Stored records

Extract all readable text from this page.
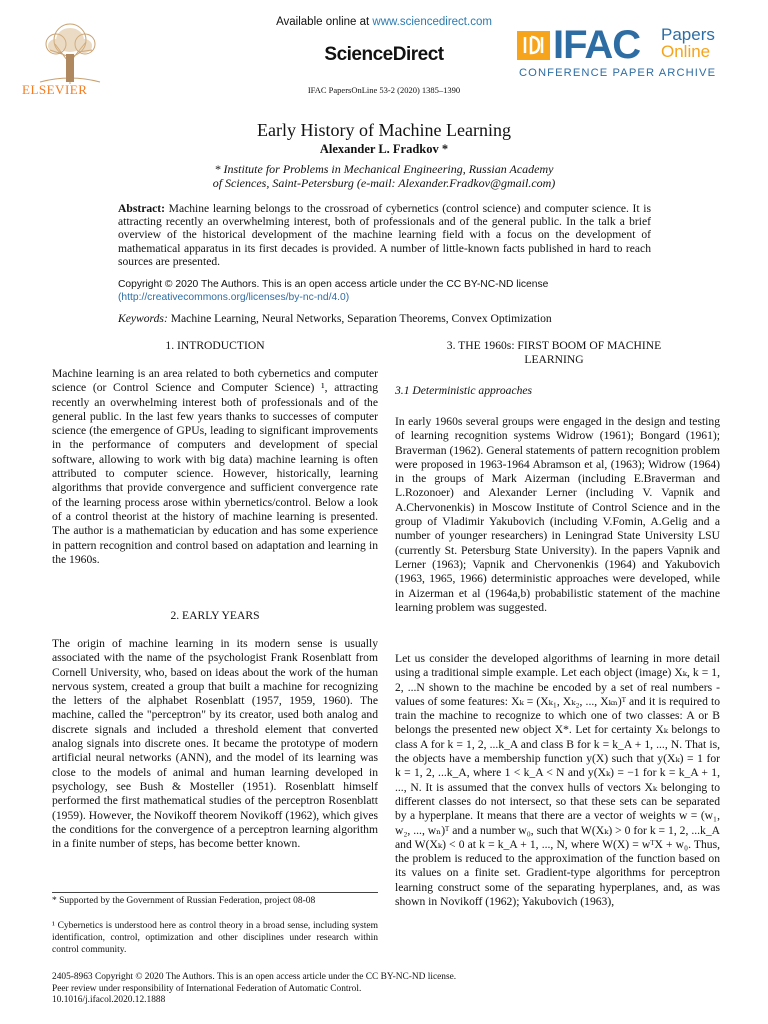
Available online at www.sciencedirect.com
ScienceDirect
IFAC PapersOnLine 53-2 (2020) 1385–1390
ELSEVIER
IFAC Papers
Online
CONFERENCE PAPER ARCHIVE
Early History of Machine Learning
Alexander L. Fradkov *
* Institute for Problems in Mechanical Engineering, Russian Academy
of Sciences, Saint-Petersburg (e-mail: Alexander.Fradkov@gmail.com)
Abstract: Machine learning belongs to the crossroad of cybernetics (control science) and computer science. It is attracting recently an overwhelming interest, both of professionals and of the general public. In the talk a brief overview of the historical development of the machine learning field with a focus on the development of mathematical apparatus in its first decades is provided. A number of little-known facts published in hard to reach sources are presented.
Copyright © 2020 The Authors. This is an open access article under the CC BY-NC-ND license
(http://creativecommons.org/licenses/by-nc-nd/4.0)
Keywords: Machine Learning, Neural Networks, Separation Theorems, Convex Optimization
1. INTRODUCTION
Machine learning is an area related to both cybernetics and computer science (or Control Science and Computer Science) ¹, attracting recently an overwhelming interest both of professionals and of the general public. In the last few years thanks to successes of computer science (the emergence of GPUs, leading to significant improvements in the performance of computers and development of special software, allowing to work with big data) machine learning is often attributed to computer science. However, historically, learning algorithms that provide convergence and sufficient convergence rate of the learning process arose within ybernetics/control. Below a look of a control theorist at the history of machine learning is presented. The author is a mathematician by education and has some experience in pattern recognition and control based on adaptation and learning in the 1960s.
2. EARLY YEARS
The origin of machine learning in its modern sense is usually associated with the name of the psychologist Frank Rosenblatt from Cornell University, who, based on ideas about the work of the human nervous system, created a group that built a machine for recognizing the letters of the alphabet Rosenblatt (1957, 1959, 1960). The machine, called the "perceptron" by its creator, used both analog and discrete signals and included a threshold element that converted analog signals into discrete ones. It became the prototype of modern artificial neural networks (ANN), and the model of its learning was close to the models of animal and human learning developed in psychology, see Bush & Mosteller (1951). Rosenblatt himself performed the first mathematical studies of the perceptron Rosenblatt (1959). However, the Novikoff theorem Novikoff (1962), which gives the conditions for the convergence of a perceptron learning algorithm in a finite number of steps, has become better known.
* Supported by the Government of Russian Federation, project 08-08
¹ Cybernetics is understood here as control theory in a broad sense, including system identification, control, optimization and other disciplines under research within control community.
3. THE 1960s: FIRST BOOM OF MACHINE
LEARNING
3.1 Deterministic approaches
In early 1960s several groups were engaged in the design and testing of learning recognition systems Widrow (1961); Bongard (1961); Braverman (1962). General statements of pattern recognition problem were proposed in 1963-1964 Abramson et al, (1963); Widrow (1964) in the groups of Mark Aizerman (including E.Braverman and L.Rozonoer) and Alexander Lerner (including V. Vapnik and A.Chervonenkis) in Moscow Institute of Control Science and in the group of Vladimir Yakubovich (including V.Fomin, A.Gelig and a number of younger researchers) in Leningrad State University LSU (currently St. Petersburg State University). In the papers Vapnik and Lerner (1963); Vapnik and Chervonenkis (1964) and Yakubovich (1963, 1965, 1966) deterministic approaches were developed, while in Aizerman et al (1964a,b) probabilistic statement of the machine learning problem was suggested.
Let us consider the developed algorithms of learning in more detail using a traditional simple example. Let each object (image) Xₖ, k = 1, 2, ...N shown to the machine be encoded by a set of real numbers - values of some features: Xₖ = (Xₖ₁, Xₖ₂, ..., Xₖₙ)ᵀ and it is required to train the machine to recognize to which one of two classes: A or B belongs the presented new object X*. Let for certainty Xₖ belongs to class A for k = 1, 2, ...k_A and class B for k = k_A + 1, ..., N. That is, the objects have a membership function y(X) such that y(Xₖ) = 1 for k = 1, 2, ...k_A, where 1 < k_A < N and y(Xₖ) = −1 for k = k_A + 1, ..., N. It is assumed that the convex hulls of vectors Xₖ belonging to different classes do not intersect, so that these sets can be separated by a hyperplane. It means that there are a vector of weights w = (w₁, w₂, ..., wₙ)ᵀ and a number w₀, such that W(Xₖ) > 0 for k = 1, 2, ...k_A and W(Xₖ) < 0 at k = k_A + 1, ..., N, where W(X) = wᵀX + w₀. Thus, the problem is reduced to the approximation of the function based on its values on a finite set. Gradient-type algorithms for perceptron learning construct some of the separating hyperplanes, and, as was shown in Novikoff (1962); Yakubovich (1963),
2405-8963 Copyright © 2020 The Authors. This is an open access article under the CC BY-NC-ND license.
Peer review under responsibility of International Federation of Automatic Control.
10.1016/j.ifacol.2020.12.1888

> Request: Transcribe each entry above exactly, apart from the pictures.

> Solution:
Extract all readable text from this page.
Available online at www.sciencedirect.com
ScienceDirect
IFAC PapersOnLine 53-2 (2020) 1385–1390
ELSEVIER
IFAC Papers
Online
CONFERENCE PAPER ARCHIVE
Early History of Machine Learning
Alexander L. Fradkov *
* Institute for Problems in Mechanical Engineering, Russian Academy
of Sciences, Saint-Petersburg (e-mail: Alexander.Fradkov@gmail.com)
Abstract: Machine learning belongs to the crossroad of cybernetics (control science) and computer science. It is attracting recently an overwhelming interest, both of professionals and of the general public. In the talk a brief overview of the historical development of the machine learning field with a focus on the development of mathematical apparatus in its first decades is provided. A number of little-known facts published in hard to reach sources are presented.
Copyright © 2020 The Authors. This is an open access article under the CC BY-NC-ND license
(http://creativecommons.org/licenses/by-nc-nd/4.0)
Keywords: Machine Learning, Neural Networks, Separation Theorems, Convex Optimization
1. INTRODUCTION
Machine learning is an area related to both cybernetics and computer science (or Control Science and Computer Science) ¹, attracting recently an overwhelming interest both of professionals and of the general public. In the last few years thanks to successes of computer science (the emergence of GPUs, leading to significant improvements in the performance of computers and development of special software, allowing to work with big data) machine learning is often attributed to computer science. However, historically, learning algorithms that provide convergence and sufficient convergence rate of the learning process arose within ybernetics/control. Below a look of a control theorist at the history of machine learning is presented. The author is a mathematician by education and has some experience in pattern recognition and control based on adaptation and learning in the 1960s.
2. EARLY YEARS
The origin of machine learning in its modern sense is usually associated with the name of the psychologist Frank Rosenblatt from Cornell University, who, based on ideas about the work of the human nervous system, created a group that built a machine for recognizing the letters of the alphabet Rosenblatt (1957, 1959, 1960). The machine, called the "perceptron" by its creator, used both analog and discrete signals and included a threshold element that converted analog signals into discrete ones. It became the prototype of modern artificial neural networks (ANN), and the model of its learning was close to the models of animal and human learning developed in psychology, see Bush & Mosteller (1951). Rosenblatt himself performed the first mathematical studies of the perceptron Rosenblatt (1959). However, the Novikoff theorem Novikoff (1962), which gives the conditions for the convergence of a perceptron learning algorithm in a finite number of steps, has become better known.
* Supported by the Government of Russian Federation, project 08-08
¹ Cybernetics is understood here as control theory in a broad sense, including system identification, control, optimization and other disciplines under research within control community.
3. THE 1960s: FIRST BOOM OF MACHINE
LEARNING
3.1 Deterministic approaches
In early 1960s several groups were engaged in the design and testing of learning recognition systems Widrow (1961); Bongard (1961); Braverman (1962). General statements of pattern recognition problem were proposed in 1963-1964 Abramson et al, (1963); Widrow (1964) in the groups of Mark Aizerman (including E.Braverman and L.Rozonoer) and Alexander Lerner (including V. Vapnik and A.Chervonenkis) in Moscow Institute of Control Science and in the group of Vladimir Yakubovich (including V.Fomin, A.Gelig and a number of younger researchers) in Leningrad State University LSU (currently St. Petersburg State University). In the papers Vapnik and Lerner (1963); Vapnik and Chervonenkis (1964) and Yakubovich (1963, 1965, 1966) deterministic approaches were developed, while in Aizerman et al (1964a,b) probabilistic statement of the machine learning problem was suggested.
Let us consider the developed algorithms of learning in more detail using a traditional simple example. Let each object (image) Xₖ, k = 1, 2, ...N shown to the machine be encoded by a set of real numbers - values of some features: Xₖ = (Xₖ₁, Xₖ₂, ..., Xₖₙ)ᵀ and it is required to train the machine to recognize to which one of two classes: A or B belongs the presented new object X*. Let for certainty Xₖ belongs to class A for k = 1, 2, ...k_A and class B for k = k_A + 1, ..., N. That is, the objects have a membership function y(X) such that y(Xₖ) = 1 for k = 1, 2, ...k_A, where 1 < k_A < N and y(Xₖ) = −1 for k = k_A + 1, ..., N. It is assumed that the convex hulls of vectors Xₖ belonging to different classes do not intersect, so that these sets can be separated by a hyperplane. It means that there are a vector of weights w = (w₁, w₂, ..., wₙ)ᵀ and a number w₀, such that W(Xₖ) > 0 for k = 1, 2, ...k_A and W(Xₖ) < 0 at k = k_A + 1, ..., N, where W(X) = wᵀX + w₀. Thus, the problem is reduced to the approximation of the function based on its values on a finite set. Gradient-type algorithms for perceptron learning construct some of the separating hyperplanes, and, as was shown in Novikoff (1962); Yakubovich (1963),
2405-8963 Copyright © 2020 The Authors. This is an open access article under the CC BY-NC-ND license.
Peer review under responsibility of International Federation of Automatic Control.
10.1016/j.ifacol.2020.12.1888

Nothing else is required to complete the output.